— start Data rows —

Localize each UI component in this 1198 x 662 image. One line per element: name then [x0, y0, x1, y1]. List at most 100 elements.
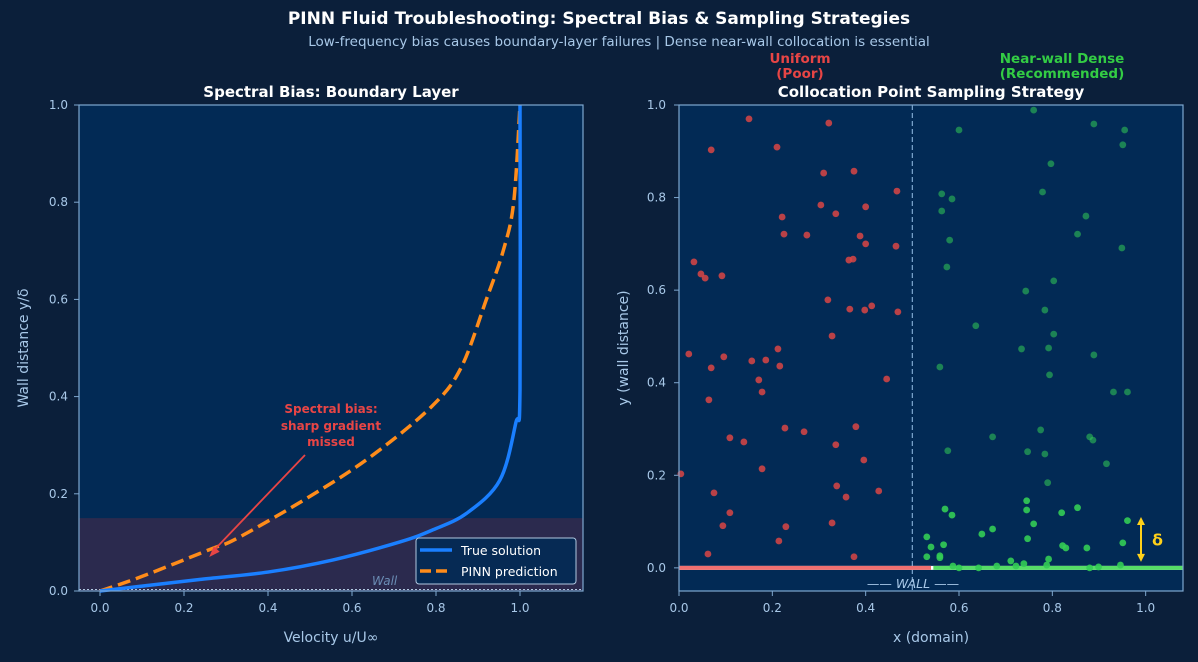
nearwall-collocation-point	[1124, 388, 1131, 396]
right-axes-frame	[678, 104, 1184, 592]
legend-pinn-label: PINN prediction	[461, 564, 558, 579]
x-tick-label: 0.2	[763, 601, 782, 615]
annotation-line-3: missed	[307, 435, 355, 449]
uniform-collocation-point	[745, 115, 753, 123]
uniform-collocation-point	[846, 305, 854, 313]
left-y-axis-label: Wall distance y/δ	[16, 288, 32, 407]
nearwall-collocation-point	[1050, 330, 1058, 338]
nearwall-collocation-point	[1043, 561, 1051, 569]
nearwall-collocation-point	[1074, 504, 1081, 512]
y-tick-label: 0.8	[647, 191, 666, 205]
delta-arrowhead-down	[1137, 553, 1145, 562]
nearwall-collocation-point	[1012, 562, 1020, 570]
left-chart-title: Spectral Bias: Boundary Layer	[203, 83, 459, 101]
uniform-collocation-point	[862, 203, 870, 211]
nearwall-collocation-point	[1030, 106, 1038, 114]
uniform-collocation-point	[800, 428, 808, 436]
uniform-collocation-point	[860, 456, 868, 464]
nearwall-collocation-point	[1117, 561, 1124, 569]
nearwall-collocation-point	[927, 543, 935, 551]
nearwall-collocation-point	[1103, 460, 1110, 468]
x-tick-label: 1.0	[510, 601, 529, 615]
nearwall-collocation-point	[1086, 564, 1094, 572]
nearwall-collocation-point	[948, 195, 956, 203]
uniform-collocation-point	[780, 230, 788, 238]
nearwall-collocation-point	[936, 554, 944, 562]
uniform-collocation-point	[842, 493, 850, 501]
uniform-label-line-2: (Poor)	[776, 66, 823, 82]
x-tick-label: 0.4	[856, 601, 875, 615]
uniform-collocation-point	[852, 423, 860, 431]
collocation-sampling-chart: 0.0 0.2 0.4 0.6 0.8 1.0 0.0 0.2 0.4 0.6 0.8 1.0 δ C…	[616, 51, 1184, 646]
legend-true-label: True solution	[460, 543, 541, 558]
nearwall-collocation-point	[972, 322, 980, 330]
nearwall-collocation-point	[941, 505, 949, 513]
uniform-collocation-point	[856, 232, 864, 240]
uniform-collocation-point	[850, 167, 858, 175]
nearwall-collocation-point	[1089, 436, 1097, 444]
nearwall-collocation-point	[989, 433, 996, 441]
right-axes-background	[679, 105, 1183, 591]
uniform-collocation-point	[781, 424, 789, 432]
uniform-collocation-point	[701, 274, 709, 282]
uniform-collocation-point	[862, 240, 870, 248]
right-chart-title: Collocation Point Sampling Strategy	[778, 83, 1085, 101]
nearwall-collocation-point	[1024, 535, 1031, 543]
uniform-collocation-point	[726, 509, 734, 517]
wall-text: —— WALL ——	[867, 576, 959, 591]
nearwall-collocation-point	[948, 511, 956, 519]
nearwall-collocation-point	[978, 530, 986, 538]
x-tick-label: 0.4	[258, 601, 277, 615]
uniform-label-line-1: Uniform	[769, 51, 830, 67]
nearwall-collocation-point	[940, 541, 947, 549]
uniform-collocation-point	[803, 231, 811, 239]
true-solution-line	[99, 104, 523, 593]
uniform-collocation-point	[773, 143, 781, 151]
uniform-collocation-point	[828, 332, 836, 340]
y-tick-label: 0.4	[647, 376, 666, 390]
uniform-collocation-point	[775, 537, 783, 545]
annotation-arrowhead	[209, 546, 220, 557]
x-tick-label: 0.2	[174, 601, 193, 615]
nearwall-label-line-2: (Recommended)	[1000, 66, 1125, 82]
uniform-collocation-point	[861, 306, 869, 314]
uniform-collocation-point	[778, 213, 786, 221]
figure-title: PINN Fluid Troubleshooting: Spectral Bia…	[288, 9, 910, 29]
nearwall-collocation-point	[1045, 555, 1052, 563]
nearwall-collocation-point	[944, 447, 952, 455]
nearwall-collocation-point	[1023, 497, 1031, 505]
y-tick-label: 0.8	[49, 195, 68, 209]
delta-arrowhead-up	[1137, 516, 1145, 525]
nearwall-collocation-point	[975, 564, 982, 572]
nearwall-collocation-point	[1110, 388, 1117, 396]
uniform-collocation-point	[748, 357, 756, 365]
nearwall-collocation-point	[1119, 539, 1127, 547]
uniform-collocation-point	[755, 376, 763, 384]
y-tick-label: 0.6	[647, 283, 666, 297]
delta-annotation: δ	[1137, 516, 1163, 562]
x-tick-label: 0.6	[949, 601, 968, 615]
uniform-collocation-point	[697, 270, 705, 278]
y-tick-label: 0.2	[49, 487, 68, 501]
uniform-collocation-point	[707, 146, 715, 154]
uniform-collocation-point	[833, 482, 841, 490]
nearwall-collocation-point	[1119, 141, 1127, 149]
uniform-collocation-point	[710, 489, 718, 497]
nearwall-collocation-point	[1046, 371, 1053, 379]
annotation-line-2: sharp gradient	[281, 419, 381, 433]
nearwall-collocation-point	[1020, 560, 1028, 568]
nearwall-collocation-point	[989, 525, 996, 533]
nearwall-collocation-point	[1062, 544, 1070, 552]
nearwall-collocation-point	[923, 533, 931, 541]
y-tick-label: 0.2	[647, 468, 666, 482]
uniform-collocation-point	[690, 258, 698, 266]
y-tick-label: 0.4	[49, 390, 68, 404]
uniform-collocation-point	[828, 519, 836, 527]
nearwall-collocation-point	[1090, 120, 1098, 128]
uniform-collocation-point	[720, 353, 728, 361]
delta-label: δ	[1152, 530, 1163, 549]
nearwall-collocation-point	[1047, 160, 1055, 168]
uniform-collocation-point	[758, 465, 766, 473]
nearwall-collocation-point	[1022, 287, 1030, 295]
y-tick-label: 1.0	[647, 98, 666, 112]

— end Data rows —
— start Data rows —

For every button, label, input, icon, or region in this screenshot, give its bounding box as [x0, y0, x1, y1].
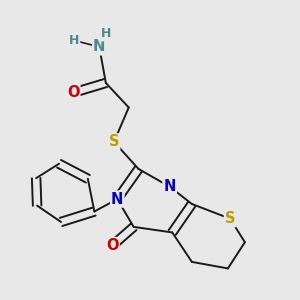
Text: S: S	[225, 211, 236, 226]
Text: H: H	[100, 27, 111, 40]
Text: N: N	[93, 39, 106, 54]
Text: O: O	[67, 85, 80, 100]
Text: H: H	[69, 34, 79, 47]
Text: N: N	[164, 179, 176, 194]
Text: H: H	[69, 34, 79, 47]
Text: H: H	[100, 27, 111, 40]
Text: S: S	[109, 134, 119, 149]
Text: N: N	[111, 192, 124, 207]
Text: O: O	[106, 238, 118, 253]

— end Data rows —

| What the exercise asks |
Arrange the lines above, everything from the one containing "For every button, label, input, icon, or" down to the one containing "238, 118, 253]", as a JSON list of strings with one string per line and no blank lines. Leave the pictures out of the list.

| Reply to the exercise |
[
  "For every button, label, input, icon, or region in this screenshot, give its bounding box as [x0, y0, x1, y1].",
  "Text: S: S\t[225, 211, 236, 226]",
  "Text: H: H\t[100, 27, 111, 40]",
  "Text: N: N\t[93, 39, 106, 54]",
  "Text: O: O\t[67, 85, 80, 100]",
  "Text: H: H\t[69, 34, 79, 47]",
  "Text: N: N\t[164, 179, 176, 194]",
  "Text: H: H\t[69, 34, 79, 47]",
  "Text: H: H\t[100, 27, 111, 40]",
  "Text: S: S\t[109, 134, 119, 149]",
  "Text: N: N\t[111, 192, 124, 207]",
  "Text: O: O\t[106, 238, 118, 253]"
]